▶ Exercise objective: Print every record below exactly as written.

BEGIN Data for the task

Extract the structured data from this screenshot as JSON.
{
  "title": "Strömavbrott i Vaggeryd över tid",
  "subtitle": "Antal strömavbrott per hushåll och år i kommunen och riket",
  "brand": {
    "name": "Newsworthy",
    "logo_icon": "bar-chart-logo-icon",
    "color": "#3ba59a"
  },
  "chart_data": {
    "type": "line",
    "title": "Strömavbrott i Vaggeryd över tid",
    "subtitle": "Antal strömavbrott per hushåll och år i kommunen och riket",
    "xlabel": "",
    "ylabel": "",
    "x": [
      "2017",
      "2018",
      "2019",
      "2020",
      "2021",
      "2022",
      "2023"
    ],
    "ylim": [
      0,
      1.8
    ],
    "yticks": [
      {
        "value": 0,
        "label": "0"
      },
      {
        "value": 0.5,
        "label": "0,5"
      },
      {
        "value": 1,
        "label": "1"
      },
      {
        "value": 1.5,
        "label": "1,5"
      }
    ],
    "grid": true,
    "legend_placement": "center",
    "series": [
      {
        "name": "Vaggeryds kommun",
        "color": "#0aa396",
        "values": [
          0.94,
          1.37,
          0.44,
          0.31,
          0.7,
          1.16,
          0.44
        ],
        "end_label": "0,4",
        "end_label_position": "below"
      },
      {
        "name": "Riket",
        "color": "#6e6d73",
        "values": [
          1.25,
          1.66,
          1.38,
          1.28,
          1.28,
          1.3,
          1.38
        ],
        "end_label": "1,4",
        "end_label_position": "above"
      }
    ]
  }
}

END Data for the task

▶ Reply:
Extract the structured data from this screenshot as JSON.
{
  "title": "Strömavbrott i Vaggeryd över tid",
  "subtitle": "Antal strömavbrott per hushåll och år i kommunen och riket",
  "brand": {
    "name": "Newsworthy",
    "logo_icon": "bar-chart-logo-icon",
    "color": "#3ba59a"
  },
  "chart_data": {
    "type": "line",
    "title": "Strömavbrott i Vaggeryd över tid",
    "subtitle": "Antal strömavbrott per hushåll och år i kommunen och riket",
    "xlabel": "",
    "ylabel": "",
    "x": [
      "2017",
      "2018",
      "2019",
      "2020",
      "2021",
      "2022",
      "2023"
    ],
    "ylim": [
      0,
      1.8
    ],
    "yticks": [
      {
        "value": 0,
        "label": "0"
      },
      {
        "value": 0.5,
        "label": "0,5"
      },
      {
        "value": 1,
        "label": "1"
      },
      {
        "value": 1.5,
        "label": "1,5"
      }
    ],
    "grid": true,
    "legend_placement": "center",
    "series": [
      {
        "name": "Vaggeryds kommun",
        "color": "#0aa396",
        "values": [
          0.94,
          1.37,
          0.44,
          0.31,
          0.7,
          1.16,
          0.44
        ],
        "end_label": "0,4",
        "end_label_position": "below"
      },
      {
        "name": "Riket",
        "color": "#6e6d73",
        "values": [
          1.25,
          1.66,
          1.38,
          1.28,
          1.28,
          1.3,
          1.38
        ],
        "end_label": "1,4",
        "end_label_position": "above"
      }
    ]
  }
}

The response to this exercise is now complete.